- _Stated goal_:
Output all of the data below exactly as given.

- _Provided material_:
# # #

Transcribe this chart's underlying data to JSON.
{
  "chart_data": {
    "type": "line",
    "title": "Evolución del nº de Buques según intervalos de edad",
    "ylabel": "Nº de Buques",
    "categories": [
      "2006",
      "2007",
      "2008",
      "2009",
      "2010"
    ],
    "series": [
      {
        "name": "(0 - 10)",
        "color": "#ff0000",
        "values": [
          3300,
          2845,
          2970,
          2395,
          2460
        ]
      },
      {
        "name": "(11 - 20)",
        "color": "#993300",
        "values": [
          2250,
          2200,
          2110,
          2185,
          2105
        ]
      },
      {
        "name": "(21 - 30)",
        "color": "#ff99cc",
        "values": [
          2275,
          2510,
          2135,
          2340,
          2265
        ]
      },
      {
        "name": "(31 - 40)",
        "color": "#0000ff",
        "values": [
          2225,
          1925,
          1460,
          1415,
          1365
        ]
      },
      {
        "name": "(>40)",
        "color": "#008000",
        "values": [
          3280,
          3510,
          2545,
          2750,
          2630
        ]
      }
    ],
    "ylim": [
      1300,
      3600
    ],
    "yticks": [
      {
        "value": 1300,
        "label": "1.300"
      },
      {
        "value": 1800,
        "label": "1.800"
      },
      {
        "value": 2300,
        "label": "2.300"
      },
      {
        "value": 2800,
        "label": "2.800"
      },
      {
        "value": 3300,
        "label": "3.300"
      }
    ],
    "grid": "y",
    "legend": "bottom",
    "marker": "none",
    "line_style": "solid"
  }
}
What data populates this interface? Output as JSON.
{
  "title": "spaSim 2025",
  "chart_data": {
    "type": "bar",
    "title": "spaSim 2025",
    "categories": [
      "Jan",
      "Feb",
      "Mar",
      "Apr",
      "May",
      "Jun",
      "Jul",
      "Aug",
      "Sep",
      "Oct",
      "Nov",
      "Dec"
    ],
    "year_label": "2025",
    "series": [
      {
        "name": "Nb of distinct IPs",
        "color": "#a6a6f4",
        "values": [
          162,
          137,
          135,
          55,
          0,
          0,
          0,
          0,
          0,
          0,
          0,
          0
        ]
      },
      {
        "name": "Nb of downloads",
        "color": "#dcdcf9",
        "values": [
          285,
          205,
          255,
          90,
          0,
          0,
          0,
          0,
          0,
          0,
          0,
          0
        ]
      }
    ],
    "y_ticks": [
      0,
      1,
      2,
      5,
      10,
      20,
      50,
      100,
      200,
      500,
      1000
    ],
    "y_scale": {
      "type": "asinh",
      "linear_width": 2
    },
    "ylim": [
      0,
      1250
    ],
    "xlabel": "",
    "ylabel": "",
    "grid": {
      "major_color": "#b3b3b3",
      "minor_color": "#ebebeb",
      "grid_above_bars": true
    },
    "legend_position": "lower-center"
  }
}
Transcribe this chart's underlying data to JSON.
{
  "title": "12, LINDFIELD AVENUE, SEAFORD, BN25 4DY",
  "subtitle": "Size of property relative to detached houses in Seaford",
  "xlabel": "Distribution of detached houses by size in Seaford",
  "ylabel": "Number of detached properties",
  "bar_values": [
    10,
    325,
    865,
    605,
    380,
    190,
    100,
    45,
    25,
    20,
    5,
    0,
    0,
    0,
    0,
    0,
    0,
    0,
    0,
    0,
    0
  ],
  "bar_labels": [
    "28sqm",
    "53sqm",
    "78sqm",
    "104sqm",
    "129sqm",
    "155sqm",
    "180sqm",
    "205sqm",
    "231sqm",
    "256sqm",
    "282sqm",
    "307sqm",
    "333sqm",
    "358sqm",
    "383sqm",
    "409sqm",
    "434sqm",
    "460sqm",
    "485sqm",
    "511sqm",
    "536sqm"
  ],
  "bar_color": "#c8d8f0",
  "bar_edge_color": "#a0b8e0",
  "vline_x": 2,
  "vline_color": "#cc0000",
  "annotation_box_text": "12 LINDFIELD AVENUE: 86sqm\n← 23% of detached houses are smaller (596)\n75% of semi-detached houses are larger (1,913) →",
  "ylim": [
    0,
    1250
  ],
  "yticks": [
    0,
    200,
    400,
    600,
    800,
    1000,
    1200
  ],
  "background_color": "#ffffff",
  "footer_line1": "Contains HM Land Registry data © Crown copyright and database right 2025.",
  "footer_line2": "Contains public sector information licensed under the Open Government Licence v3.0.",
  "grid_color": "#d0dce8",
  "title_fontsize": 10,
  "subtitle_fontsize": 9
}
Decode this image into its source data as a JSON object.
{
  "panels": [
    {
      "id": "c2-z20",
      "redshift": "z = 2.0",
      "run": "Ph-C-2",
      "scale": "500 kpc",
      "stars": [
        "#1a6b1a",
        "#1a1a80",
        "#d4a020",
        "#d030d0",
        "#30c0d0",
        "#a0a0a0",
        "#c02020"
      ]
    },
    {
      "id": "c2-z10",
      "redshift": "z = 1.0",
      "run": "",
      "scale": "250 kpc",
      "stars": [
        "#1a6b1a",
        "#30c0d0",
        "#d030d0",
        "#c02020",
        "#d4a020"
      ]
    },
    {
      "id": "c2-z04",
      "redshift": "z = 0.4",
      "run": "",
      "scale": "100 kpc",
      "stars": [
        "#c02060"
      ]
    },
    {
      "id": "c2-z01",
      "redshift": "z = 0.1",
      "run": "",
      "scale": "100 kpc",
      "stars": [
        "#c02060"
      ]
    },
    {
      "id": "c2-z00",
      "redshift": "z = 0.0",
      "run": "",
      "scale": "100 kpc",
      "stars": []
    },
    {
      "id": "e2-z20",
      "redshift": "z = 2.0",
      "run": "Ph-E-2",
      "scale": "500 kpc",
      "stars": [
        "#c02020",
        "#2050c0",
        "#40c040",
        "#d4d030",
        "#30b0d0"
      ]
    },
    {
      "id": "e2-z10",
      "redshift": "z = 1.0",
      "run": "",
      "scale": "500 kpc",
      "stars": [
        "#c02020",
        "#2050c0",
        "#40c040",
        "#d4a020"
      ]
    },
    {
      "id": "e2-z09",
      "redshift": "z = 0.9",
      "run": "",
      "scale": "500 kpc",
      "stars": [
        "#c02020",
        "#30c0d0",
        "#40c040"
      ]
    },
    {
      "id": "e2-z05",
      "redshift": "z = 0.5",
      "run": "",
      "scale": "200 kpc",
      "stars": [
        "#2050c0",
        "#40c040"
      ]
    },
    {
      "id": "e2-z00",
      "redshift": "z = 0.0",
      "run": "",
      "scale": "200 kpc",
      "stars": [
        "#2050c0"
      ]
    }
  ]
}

# # #

- _Result of this task_:
Transcribe this chart's underlying data to JSON.
{
  "chart_data": {
    "type": "line",
    "title": "Evolución del nº de Buques según intervalos de edad",
    "ylabel": "Nº de Buques",
    "categories": [
      "2006",
      "2007",
      "2008",
      "2009",
      "2010"
    ],
    "series": [
      {
        "name": "(0 - 10)",
        "color": "#ff0000",
        "values": [
          3300,
          2845,
          2970,
          2395,
          2460
        ]
      },
      {
        "name": "(11 - 20)",
        "color": "#993300",
        "values": [
          2250,
          2200,
          2110,
          2185,
          2105
        ]
      },
      {
        "name": "(21 - 30)",
        "color": "#ff99cc",
        "values": [
          2275,
          2510,
          2135,
          2340,
          2265
        ]
      },
      {
        "name": "(31 - 40)",
        "color": "#0000ff",
        "values": [
          2225,
          1925,
          1460,
          1415,
          1365
        ]
      },
      {
        "name": "(>40)",
        "color": "#008000",
        "values": [
          3280,
          3510,
          2545,
          2750,
          2630
        ]
      }
    ],
    "ylim": [
      1300,
      3600
    ],
    "yticks": [
      {
        "value": 1300,
        "label": "1.300"
      },
      {
        "value": 1800,
        "label": "1.800"
      },
      {
        "value": 2300,
        "label": "2.300"
      },
      {
        "value": 2800,
        "label": "2.800"
      },
      {
        "value": 3300,
        "label": "3.300"
      }
    ],
    "grid": "y",
    "legend": "bottom",
    "marker": "none",
    "line_style": "solid"
  }
}
What data populates this interface? Output as JSON.
{
  "title": "spaSim 2025",
  "chart_data": {
    "type": "bar",
    "title": "spaSim 2025",
    "categories": [
      "Jan",
      "Feb",
      "Mar",
      "Apr",
      "May",
      "Jun",
      "Jul",
      "Aug",
      "Sep",
      "Oct",
      "Nov",
      "Dec"
    ],
    "year_label": "2025",
    "series": [
      {
        "name": "Nb of distinct IPs",
        "color": "#a6a6f4",
        "values": [
          162,
          137,
          135,
          55,
          0,
          0,
          0,
          0,
          0,
          0,
          0,
          0
        ]
      },
      {
        "name": "Nb of downloads",
        "color": "#dcdcf9",
        "values": [
          285,
          205,
          255,
          90,
          0,
          0,
          0,
          0,
          0,
          0,
          0,
          0
        ]
      }
    ],
    "y_ticks": [
      0,
      1,
      2,
      5,
      10,
      20,
      50,
      100,
      200,
      500,
      1000
    ],
    "y_scale": {
      "type": "asinh",
      "linear_width": 2
    },
    "ylim": [
      0,
      1250
    ],
    "xlabel": "",
    "ylabel": "",
    "grid": {
      "major_color": "#b3b3b3",
      "minor_color": "#ebebeb",
      "grid_above_bars": true
    },
    "legend_position": "lower-center"
  }
}
Transcribe this chart's underlying data to JSON.
{
  "title": "12, LINDFIELD AVENUE, SEAFORD, BN25 4DY",
  "subtitle": "Size of property relative to detached houses in Seaford",
  "xlabel": "Distribution of detached houses by size in Seaford",
  "ylabel": "Number of detached properties",
  "bar_values": [
    10,
    325,
    865,
    605,
    380,
    190,
    100,
    45,
    25,
    20,
    5,
    0,
    0,
    0,
    0,
    0,
    0,
    0,
    0,
    0,
    0
  ],
  "bar_labels": [
    "28sqm",
    "53sqm",
    "78sqm",
    "104sqm",
    "129sqm",
    "155sqm",
    "180sqm",
    "205sqm",
    "231sqm",
    "256sqm",
    "282sqm",
    "307sqm",
    "333sqm",
    "358sqm",
    "383sqm",
    "409sqm",
    "434sqm",
    "460sqm",
    "485sqm",
    "511sqm",
    "536sqm"
  ],
  "bar_color": "#c8d8f0",
  "bar_edge_color": "#a0b8e0",
  "vline_x": 2,
  "vline_color": "#cc0000",
  "annotation_box_text": "12 LINDFIELD AVENUE: 86sqm\n← 23% of detached houses are smaller (596)\n75% of semi-detached houses are larger (1,913) →",
  "ylim": [
    0,
    1250
  ],
  "yticks": [
    0,
    200,
    400,
    600,
    800,
    1000,
    1200
  ],
  "background_color": "#ffffff",
  "footer_line1": "Contains HM Land Registry data © Crown copyright and database right 2025.",
  "footer_line2": "Contains public sector information licensed under the Open Government Licence v3.0.",
  "grid_color": "#d0dce8",
  "title_fontsize": 10,
  "subtitle_fontsize": 9
}
Decode this image into its source data as a JSON object.
{
  "panels": [
    {
      "id": "c2-z20",
      "redshift": "z = 2.0",
      "run": "Ph-C-2",
      "scale": "500 kpc",
      "stars": [
        "#1a6b1a",
        "#1a1a80",
        "#d4a020",
        "#d030d0",
        "#30c0d0",
        "#a0a0a0",
        "#c02020"
      ]
    },
    {
      "id": "c2-z10",
      "redshift": "z = 1.0",
      "run": "",
      "scale": "250 kpc",
      "stars": [
        "#1a6b1a",
        "#30c0d0",
        "#d030d0",
        "#c02020",
        "#d4a020"
      ]
    },
    {
      "id": "c2-z04",
      "redshift": "z = 0.4",
      "run": "",
      "scale": "100 kpc",
      "stars": [
        "#c02060"
      ]
    },
    {
      "id": "c2-z01",
      "redshift": "z = 0.1",
      "run": "",
      "scale": "100 kpc",
      "stars": [
        "#c02060"
      ]
    },
    {
      "id": "c2-z00",
      "redshift": "z = 0.0",
      "run": "",
      "scale": "100 kpc",
      "stars": []
    },
    {
      "id": "e2-z20",
      "redshift": "z = 2.0",
      "run": "Ph-E-2",
      "scale": "500 kpc",
      "stars": [
        "#c02020",
        "#2050c0",
        "#40c040",
        "#d4d030",
        "#30b0d0"
      ]
    },
    {
      "id": "e2-z10",
      "redshift": "z = 1.0",
      "run": "",
      "scale": "500 kpc",
      "stars": [
        "#c02020",
        "#2050c0",
        "#40c040",
        "#d4a020"
      ]
    },
    {
      "id": "e2-z09",
      "redshift": "z = 0.9",
      "run": "",
      "scale": "500 kpc",
      "stars": [
        "#c02020",
        "#30c0d0",
        "#40c040"
      ]
    },
    {
      "id": "e2-z05",
      "redshift": "z = 0.5",
      "run": "",
      "scale": "200 kpc",
      "stars": [
        "#2050c0",
        "#40c040"
      ]
    },
    {
      "id": "e2-z00",
      "redshift": "z = 0.0",
      "run": "",
      "scale": "200 kpc",
      "stars": [
        "#2050c0"
      ]
    }
  ]
}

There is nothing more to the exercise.